Identify the lines that include the word "name", then copy all of them.

(Rows from a dataset)
* begin *

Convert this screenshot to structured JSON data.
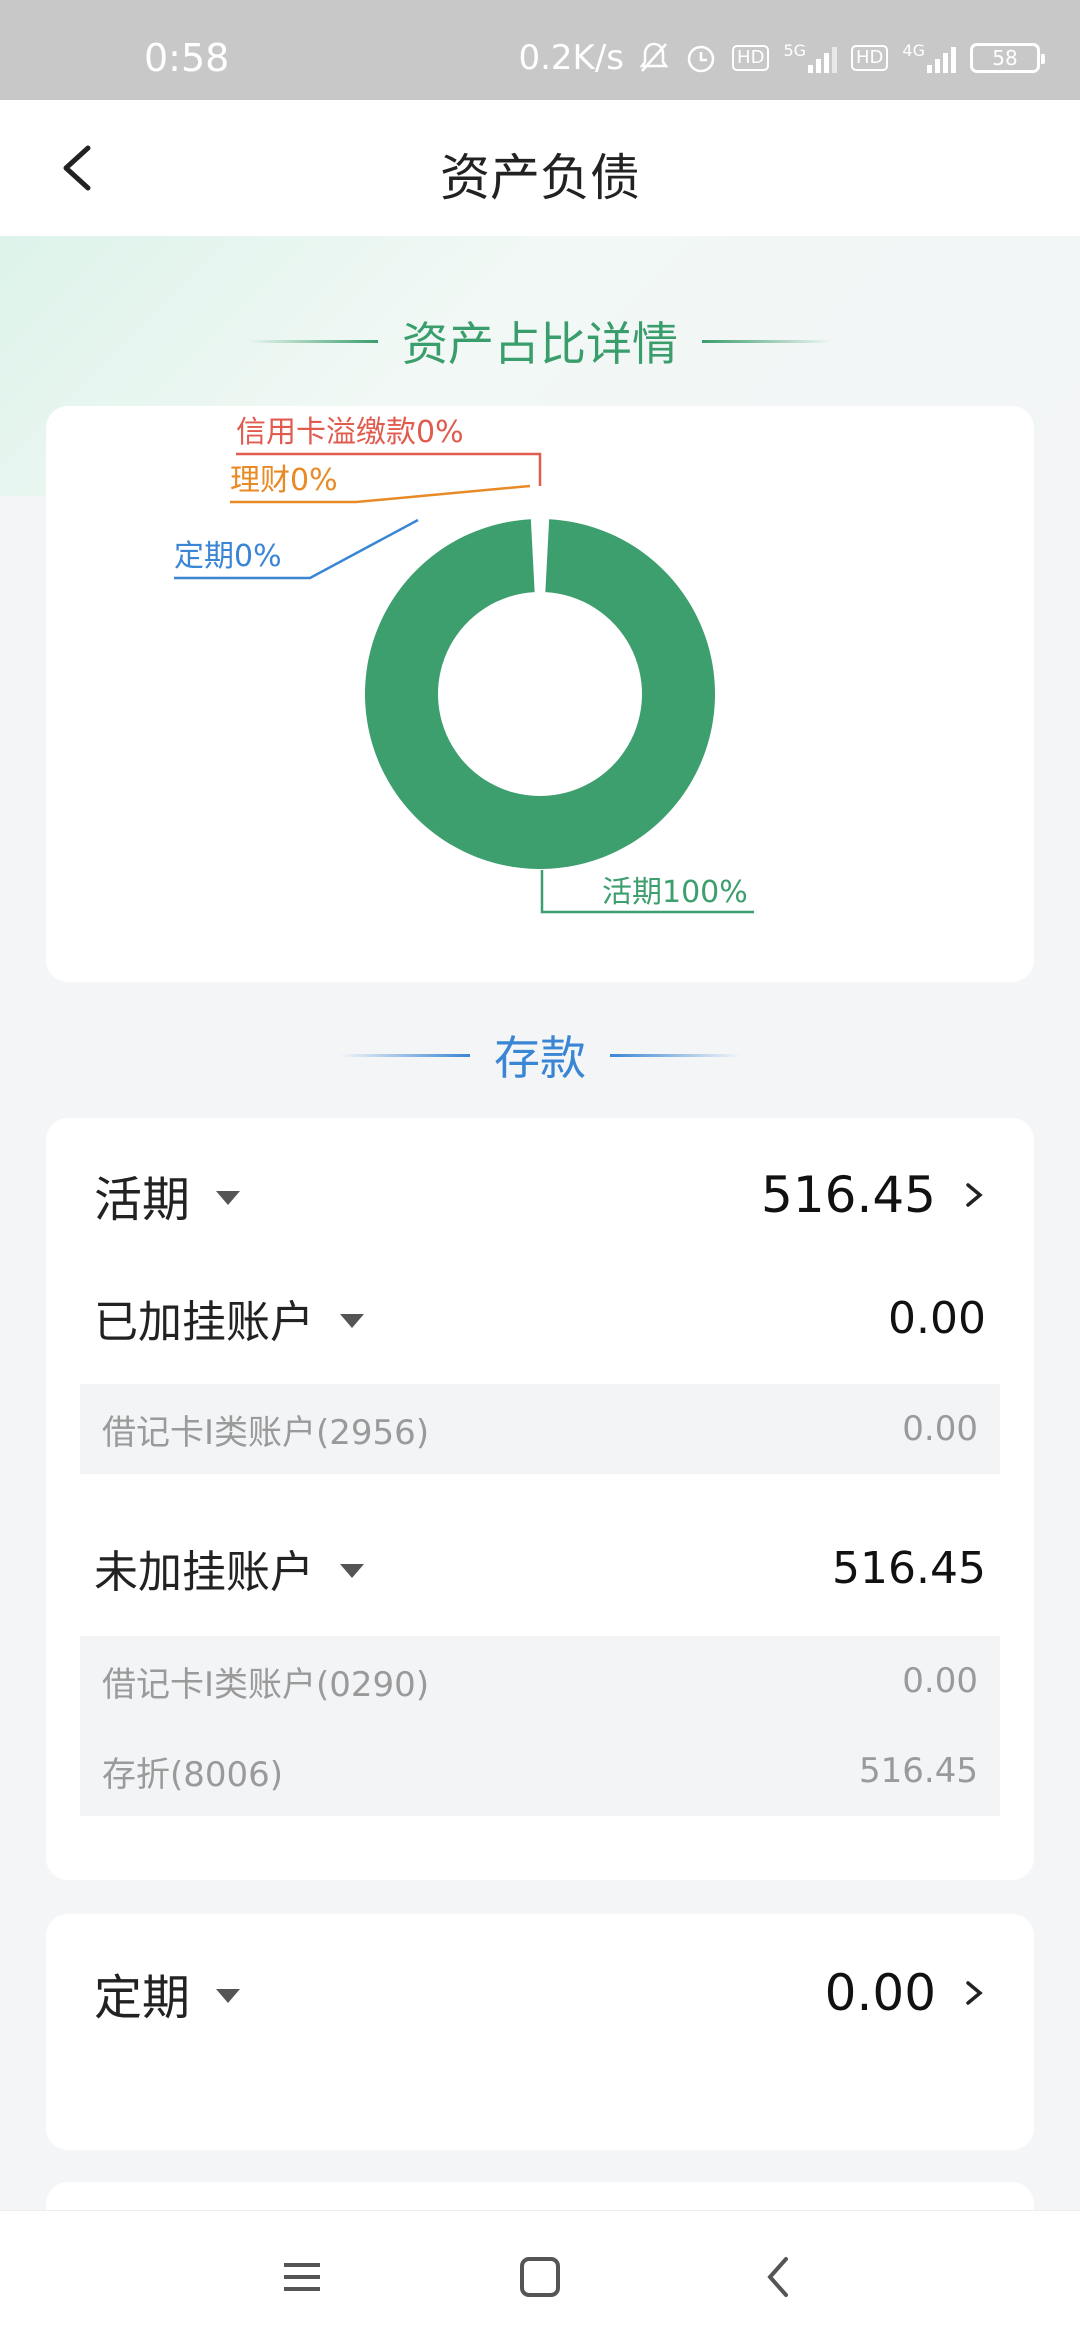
{
  "status_bar": {
    "time": "0:58",
    "net_speed": "0.2K/s",
    "network_5g": "5G",
    "network_4g": "4G",
    "hd_label": "HD",
    "battery": "58"
  },
  "header": {
    "title": "资产负债"
  },
  "asset_section": {
    "title": "资产占比详情",
    "accent": "#3a9d6c"
  },
  "chart_data": {
    "type": "pie",
    "style": "donut",
    "categories": [
      "活期",
      "定期",
      "理财",
      "信用卡溢缴款"
    ],
    "values": [
      100,
      0,
      0,
      0
    ],
    "labels": [
      "活期100%",
      "定期0%",
      "理财0%",
      "信用卡溢缴款0%"
    ],
    "colors": [
      "#3d9e6e",
      "#3a86d4",
      "#e88a26",
      "#e15b4f"
    ]
  },
  "deposit_section": {
    "title": "存款",
    "accent": "#3a86d4"
  },
  "current": {
    "label": "活期",
    "amount": "516.45",
    "linked": {
      "label": "已加挂账户",
      "amount": "0.00",
      "accounts": [
        {
          "name": "借记卡I类账户(2956)",
          "amount": "0.00"
        }
      ]
    },
    "unlinked": {
      "label": "未加挂账户",
      "amount": "516.45",
      "accounts": [
        {
          "name": "借记卡I类账户(0290)",
          "amount": "0.00"
        },
        {
          "name": "存折(8006)",
          "amount": "516.45"
        }
      ]
    }
  },
  "fixed": {
    "label": "定期",
    "amount": "0.00"
  }
}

* end *

= Worked answer =
          "name": "借记卡I类账户(2956)",
          "name": "借记卡I类账户(0290)",
          "name": "存折(8006)",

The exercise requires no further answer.